• [RECORDS SUPPLIED]
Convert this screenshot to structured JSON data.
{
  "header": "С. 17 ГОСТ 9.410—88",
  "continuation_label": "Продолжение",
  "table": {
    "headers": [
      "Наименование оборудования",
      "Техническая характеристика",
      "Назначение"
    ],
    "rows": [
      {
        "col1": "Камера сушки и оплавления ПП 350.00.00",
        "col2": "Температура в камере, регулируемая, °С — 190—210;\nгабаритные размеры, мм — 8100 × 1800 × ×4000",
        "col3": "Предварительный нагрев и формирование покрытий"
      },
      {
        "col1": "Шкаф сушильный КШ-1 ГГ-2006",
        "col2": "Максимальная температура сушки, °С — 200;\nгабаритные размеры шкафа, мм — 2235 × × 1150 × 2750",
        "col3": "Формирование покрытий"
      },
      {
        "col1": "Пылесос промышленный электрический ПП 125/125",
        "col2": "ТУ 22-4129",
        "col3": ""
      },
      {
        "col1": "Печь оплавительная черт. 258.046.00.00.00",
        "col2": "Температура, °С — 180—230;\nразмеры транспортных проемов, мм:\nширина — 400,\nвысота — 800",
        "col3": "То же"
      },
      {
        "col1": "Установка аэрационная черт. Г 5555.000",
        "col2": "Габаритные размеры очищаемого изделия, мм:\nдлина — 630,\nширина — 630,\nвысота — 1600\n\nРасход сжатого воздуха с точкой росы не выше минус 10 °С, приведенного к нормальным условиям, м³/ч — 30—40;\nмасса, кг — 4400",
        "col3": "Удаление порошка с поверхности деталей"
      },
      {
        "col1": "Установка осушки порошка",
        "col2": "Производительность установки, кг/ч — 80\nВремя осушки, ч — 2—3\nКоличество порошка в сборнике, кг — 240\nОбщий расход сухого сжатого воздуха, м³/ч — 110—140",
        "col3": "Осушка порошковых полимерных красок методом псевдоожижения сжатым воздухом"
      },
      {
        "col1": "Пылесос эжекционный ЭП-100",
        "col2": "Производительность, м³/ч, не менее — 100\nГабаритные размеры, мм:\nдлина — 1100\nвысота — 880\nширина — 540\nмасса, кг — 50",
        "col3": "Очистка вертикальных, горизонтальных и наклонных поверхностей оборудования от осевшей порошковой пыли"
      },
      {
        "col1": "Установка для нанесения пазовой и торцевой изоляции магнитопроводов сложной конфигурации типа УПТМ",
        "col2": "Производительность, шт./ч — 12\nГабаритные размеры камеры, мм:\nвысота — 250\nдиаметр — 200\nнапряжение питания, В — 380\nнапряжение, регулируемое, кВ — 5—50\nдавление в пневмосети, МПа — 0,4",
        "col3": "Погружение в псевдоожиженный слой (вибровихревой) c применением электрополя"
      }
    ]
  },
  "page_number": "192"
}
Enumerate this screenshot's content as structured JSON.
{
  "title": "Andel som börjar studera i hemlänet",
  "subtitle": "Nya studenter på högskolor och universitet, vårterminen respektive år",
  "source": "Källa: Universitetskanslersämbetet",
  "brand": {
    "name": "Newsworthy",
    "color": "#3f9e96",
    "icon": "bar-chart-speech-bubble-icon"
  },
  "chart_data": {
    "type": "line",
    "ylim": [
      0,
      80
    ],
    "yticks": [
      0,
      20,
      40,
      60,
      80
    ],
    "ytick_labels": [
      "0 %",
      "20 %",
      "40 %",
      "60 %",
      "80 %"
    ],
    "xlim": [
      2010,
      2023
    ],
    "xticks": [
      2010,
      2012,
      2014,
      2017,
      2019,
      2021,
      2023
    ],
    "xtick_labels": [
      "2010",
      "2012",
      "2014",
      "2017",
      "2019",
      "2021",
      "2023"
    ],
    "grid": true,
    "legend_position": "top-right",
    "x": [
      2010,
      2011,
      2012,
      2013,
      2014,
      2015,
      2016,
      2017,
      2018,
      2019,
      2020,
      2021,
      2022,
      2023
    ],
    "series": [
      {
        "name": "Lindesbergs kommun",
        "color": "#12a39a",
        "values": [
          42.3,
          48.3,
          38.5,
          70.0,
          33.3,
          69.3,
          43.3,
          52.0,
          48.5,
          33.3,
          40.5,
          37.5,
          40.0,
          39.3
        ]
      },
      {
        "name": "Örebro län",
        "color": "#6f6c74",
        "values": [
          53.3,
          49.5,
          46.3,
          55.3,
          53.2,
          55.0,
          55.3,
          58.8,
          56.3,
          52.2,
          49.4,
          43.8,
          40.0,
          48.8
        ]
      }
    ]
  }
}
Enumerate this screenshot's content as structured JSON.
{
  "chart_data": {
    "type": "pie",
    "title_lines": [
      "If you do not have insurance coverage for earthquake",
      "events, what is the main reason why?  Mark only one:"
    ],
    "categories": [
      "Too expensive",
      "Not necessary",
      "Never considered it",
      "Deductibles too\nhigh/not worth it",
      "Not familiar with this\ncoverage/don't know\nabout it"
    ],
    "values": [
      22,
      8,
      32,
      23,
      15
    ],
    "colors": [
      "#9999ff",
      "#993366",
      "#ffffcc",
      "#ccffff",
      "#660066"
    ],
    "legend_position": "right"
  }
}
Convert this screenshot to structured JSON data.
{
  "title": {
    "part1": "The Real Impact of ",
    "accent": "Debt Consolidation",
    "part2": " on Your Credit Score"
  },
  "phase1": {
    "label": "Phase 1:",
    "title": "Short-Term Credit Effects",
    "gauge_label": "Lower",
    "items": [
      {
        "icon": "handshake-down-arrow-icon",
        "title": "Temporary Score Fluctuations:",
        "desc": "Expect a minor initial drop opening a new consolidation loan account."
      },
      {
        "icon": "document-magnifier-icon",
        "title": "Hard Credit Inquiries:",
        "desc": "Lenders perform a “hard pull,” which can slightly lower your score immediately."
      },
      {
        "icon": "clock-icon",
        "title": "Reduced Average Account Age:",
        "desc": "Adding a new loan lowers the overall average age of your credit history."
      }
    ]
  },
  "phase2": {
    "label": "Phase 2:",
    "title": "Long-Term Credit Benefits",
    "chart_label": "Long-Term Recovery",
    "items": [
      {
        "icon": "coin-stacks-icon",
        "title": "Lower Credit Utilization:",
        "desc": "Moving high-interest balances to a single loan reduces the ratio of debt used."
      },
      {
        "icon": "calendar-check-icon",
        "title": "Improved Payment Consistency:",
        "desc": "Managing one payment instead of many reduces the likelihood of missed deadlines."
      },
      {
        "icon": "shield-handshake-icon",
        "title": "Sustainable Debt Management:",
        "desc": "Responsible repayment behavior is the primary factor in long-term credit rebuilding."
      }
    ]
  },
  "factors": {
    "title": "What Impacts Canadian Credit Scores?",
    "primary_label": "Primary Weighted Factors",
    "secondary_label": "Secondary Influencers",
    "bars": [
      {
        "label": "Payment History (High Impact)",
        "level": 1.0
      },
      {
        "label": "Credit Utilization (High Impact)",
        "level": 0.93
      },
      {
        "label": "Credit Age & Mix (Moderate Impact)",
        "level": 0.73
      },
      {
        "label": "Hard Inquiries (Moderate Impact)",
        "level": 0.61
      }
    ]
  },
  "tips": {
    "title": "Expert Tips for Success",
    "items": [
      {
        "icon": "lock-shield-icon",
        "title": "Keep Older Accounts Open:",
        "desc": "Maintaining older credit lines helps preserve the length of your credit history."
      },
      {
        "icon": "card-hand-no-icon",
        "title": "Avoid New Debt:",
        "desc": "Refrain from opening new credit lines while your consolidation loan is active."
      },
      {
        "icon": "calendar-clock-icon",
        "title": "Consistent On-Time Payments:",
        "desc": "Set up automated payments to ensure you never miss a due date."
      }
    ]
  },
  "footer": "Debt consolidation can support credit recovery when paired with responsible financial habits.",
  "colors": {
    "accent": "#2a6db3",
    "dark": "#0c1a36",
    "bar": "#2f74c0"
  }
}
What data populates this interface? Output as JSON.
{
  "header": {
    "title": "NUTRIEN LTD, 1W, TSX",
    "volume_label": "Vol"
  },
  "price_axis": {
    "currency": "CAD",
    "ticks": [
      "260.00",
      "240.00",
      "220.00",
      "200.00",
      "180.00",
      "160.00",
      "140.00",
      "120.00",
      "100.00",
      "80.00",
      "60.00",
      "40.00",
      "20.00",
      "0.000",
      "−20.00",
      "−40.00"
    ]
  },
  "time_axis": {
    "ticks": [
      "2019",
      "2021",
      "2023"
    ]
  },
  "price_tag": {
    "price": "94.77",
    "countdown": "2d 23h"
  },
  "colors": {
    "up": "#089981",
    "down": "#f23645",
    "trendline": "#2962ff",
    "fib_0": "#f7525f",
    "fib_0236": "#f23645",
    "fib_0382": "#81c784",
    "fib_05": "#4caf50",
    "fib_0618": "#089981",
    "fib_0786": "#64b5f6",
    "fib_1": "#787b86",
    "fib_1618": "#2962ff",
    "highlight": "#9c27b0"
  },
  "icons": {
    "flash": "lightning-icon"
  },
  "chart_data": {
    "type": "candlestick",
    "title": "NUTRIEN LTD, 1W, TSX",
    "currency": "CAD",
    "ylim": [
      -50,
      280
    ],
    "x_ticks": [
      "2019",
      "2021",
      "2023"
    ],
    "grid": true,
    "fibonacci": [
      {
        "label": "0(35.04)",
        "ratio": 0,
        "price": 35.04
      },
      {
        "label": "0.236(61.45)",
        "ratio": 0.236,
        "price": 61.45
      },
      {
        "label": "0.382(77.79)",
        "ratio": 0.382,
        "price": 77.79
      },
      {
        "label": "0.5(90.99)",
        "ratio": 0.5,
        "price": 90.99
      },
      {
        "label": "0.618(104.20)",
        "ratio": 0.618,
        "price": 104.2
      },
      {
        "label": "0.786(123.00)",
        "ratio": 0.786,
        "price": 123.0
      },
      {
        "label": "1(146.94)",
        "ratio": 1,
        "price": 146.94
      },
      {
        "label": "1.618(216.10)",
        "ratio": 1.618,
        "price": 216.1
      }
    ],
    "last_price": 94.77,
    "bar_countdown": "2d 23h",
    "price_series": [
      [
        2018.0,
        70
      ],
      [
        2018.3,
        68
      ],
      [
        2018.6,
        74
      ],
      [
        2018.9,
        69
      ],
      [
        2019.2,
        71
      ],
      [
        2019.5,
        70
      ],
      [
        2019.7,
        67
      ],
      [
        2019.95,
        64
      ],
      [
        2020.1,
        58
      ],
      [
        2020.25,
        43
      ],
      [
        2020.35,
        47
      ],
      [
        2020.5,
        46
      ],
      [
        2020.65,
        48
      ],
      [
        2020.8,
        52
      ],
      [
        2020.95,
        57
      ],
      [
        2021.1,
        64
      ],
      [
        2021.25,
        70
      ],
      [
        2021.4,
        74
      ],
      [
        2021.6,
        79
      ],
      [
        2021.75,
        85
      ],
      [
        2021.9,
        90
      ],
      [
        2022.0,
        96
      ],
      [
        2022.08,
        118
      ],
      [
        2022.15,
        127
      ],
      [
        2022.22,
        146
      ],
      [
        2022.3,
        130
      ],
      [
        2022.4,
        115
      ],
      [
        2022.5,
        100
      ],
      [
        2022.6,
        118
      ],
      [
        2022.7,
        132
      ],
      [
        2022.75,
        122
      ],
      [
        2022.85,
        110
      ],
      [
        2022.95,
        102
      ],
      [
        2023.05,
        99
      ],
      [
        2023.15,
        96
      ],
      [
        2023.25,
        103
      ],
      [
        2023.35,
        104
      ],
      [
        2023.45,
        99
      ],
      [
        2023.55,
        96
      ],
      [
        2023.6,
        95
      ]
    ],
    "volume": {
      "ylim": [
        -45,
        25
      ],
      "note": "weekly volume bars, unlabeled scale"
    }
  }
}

• [REQUIREMENT]
All lines of the data above that include the word "with" must be shown.

• [EXPECTED OUTPUT]
      "Not familiar with this\ncoverage/don't know\nabout it"
  "footer": "Debt consolidation can support credit recovery when paired with responsible financial habits.",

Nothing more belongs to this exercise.